→ INSTRUCTIONS TO FOLLOW
All of the data below must be repeated exactly.

[Dataset items]
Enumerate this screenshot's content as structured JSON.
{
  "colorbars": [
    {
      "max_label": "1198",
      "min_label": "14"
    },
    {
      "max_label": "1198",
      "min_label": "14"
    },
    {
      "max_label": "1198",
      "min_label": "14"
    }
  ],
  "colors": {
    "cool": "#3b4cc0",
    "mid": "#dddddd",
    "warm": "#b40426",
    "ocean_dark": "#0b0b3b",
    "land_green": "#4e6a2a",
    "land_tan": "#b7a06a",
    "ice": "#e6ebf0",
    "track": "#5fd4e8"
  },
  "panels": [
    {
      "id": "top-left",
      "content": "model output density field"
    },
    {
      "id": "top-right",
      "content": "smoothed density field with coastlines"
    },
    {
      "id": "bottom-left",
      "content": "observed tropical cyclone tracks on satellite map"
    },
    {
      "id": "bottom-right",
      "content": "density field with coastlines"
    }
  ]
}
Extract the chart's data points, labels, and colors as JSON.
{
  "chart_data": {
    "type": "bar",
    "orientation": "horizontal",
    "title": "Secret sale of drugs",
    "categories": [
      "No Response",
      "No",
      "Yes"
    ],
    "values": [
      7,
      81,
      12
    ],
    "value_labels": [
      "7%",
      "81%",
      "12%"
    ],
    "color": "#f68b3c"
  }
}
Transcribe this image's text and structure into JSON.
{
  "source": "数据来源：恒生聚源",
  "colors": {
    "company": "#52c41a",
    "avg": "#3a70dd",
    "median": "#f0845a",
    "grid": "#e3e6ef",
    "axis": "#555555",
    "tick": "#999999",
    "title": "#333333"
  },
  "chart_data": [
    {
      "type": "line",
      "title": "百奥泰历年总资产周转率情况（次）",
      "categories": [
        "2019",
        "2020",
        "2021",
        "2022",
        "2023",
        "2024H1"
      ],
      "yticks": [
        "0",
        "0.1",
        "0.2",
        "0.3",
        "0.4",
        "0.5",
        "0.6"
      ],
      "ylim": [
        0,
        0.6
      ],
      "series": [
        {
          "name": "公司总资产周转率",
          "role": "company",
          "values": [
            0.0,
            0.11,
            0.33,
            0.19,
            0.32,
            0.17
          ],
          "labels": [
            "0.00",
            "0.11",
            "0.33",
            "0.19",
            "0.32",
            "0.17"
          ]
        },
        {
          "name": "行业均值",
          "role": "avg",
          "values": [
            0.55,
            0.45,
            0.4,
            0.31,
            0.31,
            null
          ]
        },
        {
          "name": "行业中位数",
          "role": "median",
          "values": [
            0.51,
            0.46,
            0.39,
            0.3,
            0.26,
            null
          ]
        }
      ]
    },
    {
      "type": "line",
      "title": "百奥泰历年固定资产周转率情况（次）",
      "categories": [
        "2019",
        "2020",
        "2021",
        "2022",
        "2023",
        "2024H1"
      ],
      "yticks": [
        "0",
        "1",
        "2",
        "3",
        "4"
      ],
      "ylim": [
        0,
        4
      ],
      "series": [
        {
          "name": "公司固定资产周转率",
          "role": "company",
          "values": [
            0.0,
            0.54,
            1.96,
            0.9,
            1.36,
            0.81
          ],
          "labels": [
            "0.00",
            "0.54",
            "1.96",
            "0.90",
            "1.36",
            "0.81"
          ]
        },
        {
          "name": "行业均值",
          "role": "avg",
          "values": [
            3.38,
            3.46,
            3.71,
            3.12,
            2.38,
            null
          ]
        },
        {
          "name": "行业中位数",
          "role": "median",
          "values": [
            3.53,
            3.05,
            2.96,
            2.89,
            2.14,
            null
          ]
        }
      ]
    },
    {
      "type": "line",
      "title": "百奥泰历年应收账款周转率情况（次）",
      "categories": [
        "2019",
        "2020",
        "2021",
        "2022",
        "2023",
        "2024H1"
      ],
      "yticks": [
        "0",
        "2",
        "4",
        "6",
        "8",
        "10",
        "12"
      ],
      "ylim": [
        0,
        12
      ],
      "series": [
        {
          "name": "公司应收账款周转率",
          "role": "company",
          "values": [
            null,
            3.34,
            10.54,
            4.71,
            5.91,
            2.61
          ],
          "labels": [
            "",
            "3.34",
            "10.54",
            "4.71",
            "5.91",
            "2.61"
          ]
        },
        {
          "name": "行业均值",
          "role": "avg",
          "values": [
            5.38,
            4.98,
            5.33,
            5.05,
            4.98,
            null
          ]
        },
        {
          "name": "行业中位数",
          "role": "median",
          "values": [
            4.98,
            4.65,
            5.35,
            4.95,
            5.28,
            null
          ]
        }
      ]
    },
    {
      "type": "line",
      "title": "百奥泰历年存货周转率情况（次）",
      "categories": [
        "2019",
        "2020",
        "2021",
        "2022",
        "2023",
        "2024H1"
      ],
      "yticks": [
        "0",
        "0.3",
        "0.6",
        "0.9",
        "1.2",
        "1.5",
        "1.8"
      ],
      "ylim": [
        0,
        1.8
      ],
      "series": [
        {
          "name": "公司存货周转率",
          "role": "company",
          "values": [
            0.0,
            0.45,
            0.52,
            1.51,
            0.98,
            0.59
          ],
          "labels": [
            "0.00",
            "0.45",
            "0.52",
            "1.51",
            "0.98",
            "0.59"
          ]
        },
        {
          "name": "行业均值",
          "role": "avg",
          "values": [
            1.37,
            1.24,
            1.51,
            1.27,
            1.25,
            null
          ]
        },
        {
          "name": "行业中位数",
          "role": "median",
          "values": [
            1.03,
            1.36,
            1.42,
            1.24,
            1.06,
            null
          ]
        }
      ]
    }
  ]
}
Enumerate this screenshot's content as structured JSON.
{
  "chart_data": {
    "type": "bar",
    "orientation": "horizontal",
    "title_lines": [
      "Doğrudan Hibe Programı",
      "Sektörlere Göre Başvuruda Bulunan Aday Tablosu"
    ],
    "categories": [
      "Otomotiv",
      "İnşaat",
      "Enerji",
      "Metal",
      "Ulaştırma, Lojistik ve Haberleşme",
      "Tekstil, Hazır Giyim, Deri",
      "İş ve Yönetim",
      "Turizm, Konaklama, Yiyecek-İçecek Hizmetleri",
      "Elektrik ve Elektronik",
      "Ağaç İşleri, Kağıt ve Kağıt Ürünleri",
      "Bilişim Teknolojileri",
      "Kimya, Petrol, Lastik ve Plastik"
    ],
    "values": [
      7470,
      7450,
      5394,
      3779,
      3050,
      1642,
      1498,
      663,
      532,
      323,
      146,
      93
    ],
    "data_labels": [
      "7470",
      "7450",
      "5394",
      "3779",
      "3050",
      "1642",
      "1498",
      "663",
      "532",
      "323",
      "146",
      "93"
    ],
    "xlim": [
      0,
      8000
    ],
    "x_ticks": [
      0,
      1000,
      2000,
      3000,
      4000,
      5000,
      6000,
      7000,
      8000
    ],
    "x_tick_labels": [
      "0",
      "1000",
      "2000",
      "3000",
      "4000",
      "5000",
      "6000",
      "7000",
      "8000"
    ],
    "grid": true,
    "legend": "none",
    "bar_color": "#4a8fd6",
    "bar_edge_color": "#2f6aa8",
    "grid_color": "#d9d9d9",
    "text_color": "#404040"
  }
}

→ EXPECTED ANSWER
Enumerate this screenshot's content as structured JSON.
{
  "colorbars": [
    {
      "max_label": "1198",
      "min_label": "14"
    },
    {
      "max_label": "1198",
      "min_label": "14"
    },
    {
      "max_label": "1198",
      "min_label": "14"
    }
  ],
  "colors": {
    "cool": "#3b4cc0",
    "mid": "#dddddd",
    "warm": "#b40426",
    "ocean_dark": "#0b0b3b",
    "land_green": "#4e6a2a",
    "land_tan": "#b7a06a",
    "ice": "#e6ebf0",
    "track": "#5fd4e8"
  },
  "panels": [
    {
      "id": "top-left",
      "content": "model output density field"
    },
    {
      "id": "top-right",
      "content": "smoothed density field with coastlines"
    },
    {
      "id": "bottom-left",
      "content": "observed tropical cyclone tracks on satellite map"
    },
    {
      "id": "bottom-right",
      "content": "density field with coastlines"
    }
  ]
}
Extract the chart's data points, labels, and colors as JSON.
{
  "chart_data": {
    "type": "bar",
    "orientation": "horizontal",
    "title": "Secret sale of drugs",
    "categories": [
      "No Response",
      "No",
      "Yes"
    ],
    "values": [
      7,
      81,
      12
    ],
    "value_labels": [
      "7%",
      "81%",
      "12%"
    ],
    "color": "#f68b3c"
  }
}
Transcribe this image's text and structure into JSON.
{
  "source": "数据来源：恒生聚源",
  "colors": {
    "company": "#52c41a",
    "avg": "#3a70dd",
    "median": "#f0845a",
    "grid": "#e3e6ef",
    "axis": "#555555",
    "tick": "#999999",
    "title": "#333333"
  },
  "chart_data": [
    {
      "type": "line",
      "title": "百奥泰历年总资产周转率情况（次）",
      "categories": [
        "2019",
        "2020",
        "2021",
        "2022",
        "2023",
        "2024H1"
      ],
      "yticks": [
        "0",
        "0.1",
        "0.2",
        "0.3",
        "0.4",
        "0.5",
        "0.6"
      ],
      "ylim": [
        0,
        0.6
      ],
      "series": [
        {
          "name": "公司总资产周转率",
          "role": "company",
          "values": [
            0.0,
            0.11,
            0.33,
            0.19,
            0.32,
            0.17
          ],
          "labels": [
            "0.00",
            "0.11",
            "0.33",
            "0.19",
            "0.32",
            "0.17"
          ]
        },
        {
          "name": "行业均值",
          "role": "avg",
          "values": [
            0.55,
            0.45,
            0.4,
            0.31,
            0.31,
            null
          ]
        },
        {
          "name": "行业中位数",
          "role": "median",
          "values": [
            0.51,
            0.46,
            0.39,
            0.3,
            0.26,
            null
          ]
        }
      ]
    },
    {
      "type": "line",
      "title": "百奥泰历年固定资产周转率情况（次）",
      "categories": [
        "2019",
        "2020",
        "2021",
        "2022",
        "2023",
        "2024H1"
      ],
      "yticks": [
        "0",
        "1",
        "2",
        "3",
        "4"
      ],
      "ylim": [
        0,
        4
      ],
      "series": [
        {
          "name": "公司固定资产周转率",
          "role": "company",
          "values": [
            0.0,
            0.54,
            1.96,
            0.9,
            1.36,
            0.81
          ],
          "labels": [
            "0.00",
            "0.54",
            "1.96",
            "0.90",
            "1.36",
            "0.81"
          ]
        },
        {
          "name": "行业均值",
          "role": "avg",
          "values": [
            3.38,
            3.46,
            3.71,
            3.12,
            2.38,
            null
          ]
        },
        {
          "name": "行业中位数",
          "role": "median",
          "values": [
            3.53,
            3.05,
            2.96,
            2.89,
            2.14,
            null
          ]
        }
      ]
    },
    {
      "type": "line",
      "title": "百奥泰历年应收账款周转率情况（次）",
      "categories": [
        "2019",
        "2020",
        "2021",
        "2022",
        "2023",
        "2024H1"
      ],
      "yticks": [
        "0",
        "2",
        "4",
        "6",
        "8",
        "10",
        "12"
      ],
      "ylim": [
        0,
        12
      ],
      "series": [
        {
          "name": "公司应收账款周转率",
          "role": "company",
          "values": [
            null,
            3.34,
            10.54,
            4.71,
            5.91,
            2.61
          ],
          "labels": [
            "",
            "3.34",
            "10.54",
            "4.71",
            "5.91",
            "2.61"
          ]
        },
        {
          "name": "行业均值",
          "role": "avg",
          "values": [
            5.38,
            4.98,
            5.33,
            5.05,
            4.98,
            null
          ]
        },
        {
          "name": "行业中位数",
          "role": "median",
          "values": [
            4.98,
            4.65,
            5.35,
            4.95,
            5.28,
            null
          ]
        }
      ]
    },
    {
      "type": "line",
      "title": "百奥泰历年存货周转率情况（次）",
      "categories": [
        "2019",
        "2020",
        "2021",
        "2022",
        "2023",
        "2024H1"
      ],
      "yticks": [
        "0",
        "0.3",
        "0.6",
        "0.9",
        "1.2",
        "1.5",
        "1.8"
      ],
      "ylim": [
        0,
        1.8
      ],
      "series": [
        {
          "name": "公司存货周转率",
          "role": "company",
          "values": [
            0.0,
            0.45,
            0.52,
            1.51,
            0.98,
            0.59
          ],
          "labels": [
            "0.00",
            "0.45",
            "0.52",
            "1.51",
            "0.98",
            "0.59"
          ]
        },
        {
          "name": "行业均值",
          "role": "avg",
          "values": [
            1.37,
            1.24,
            1.51,
            1.27,
            1.25,
            null
          ]
        },
        {
          "name": "行业中位数",
          "role": "median",
          "values": [
            1.03,
            1.36,
            1.42,
            1.24,
            1.06,
            null
          ]
        }
      ]
    }
  ]
}
Enumerate this screenshot's content as structured JSON.
{
  "chart_data": {
    "type": "bar",
    "orientation": "horizontal",
    "title_lines": [
      "Doğrudan Hibe Programı",
      "Sektörlere Göre Başvuruda Bulunan Aday Tablosu"
    ],
    "categories": [
      "Otomotiv",
      "İnşaat",
      "Enerji",
      "Metal",
      "Ulaştırma, Lojistik ve Haberleşme",
      "Tekstil, Hazır Giyim, Deri",
      "İş ve Yönetim",
      "Turizm, Konaklama, Yiyecek-İçecek Hizmetleri",
      "Elektrik ve Elektronik",
      "Ağaç İşleri, Kağıt ve Kağıt Ürünleri",
      "Bilişim Teknolojileri",
      "Kimya, Petrol, Lastik ve Plastik"
    ],
    "values": [
      7470,
      7450,
      5394,
      3779,
      3050,
      1642,
      1498,
      663,
      532,
      323,
      146,
      93
    ],
    "data_labels": [
      "7470",
      "7450",
      "5394",
      "3779",
      "3050",
      "1642",
      "1498",
      "663",
      "532",
      "323",
      "146",
      "93"
    ],
    "xlim": [
      0,
      8000
    ],
    "x_ticks": [
      0,
      1000,
      2000,
      3000,
      4000,
      5000,
      6000,
      7000,
      8000
    ],
    "x_tick_labels": [
      "0",
      "1000",
      "2000",
      "3000",
      "4000",
      "5000",
      "6000",
      "7000",
      "8000"
    ],
    "grid": true,
    "legend": "none",
    "bar_color": "#4a8fd6",
    "bar_edge_color": "#2f6aa8",
    "grid_color": "#d9d9d9",
    "text_color": "#404040"
  }
}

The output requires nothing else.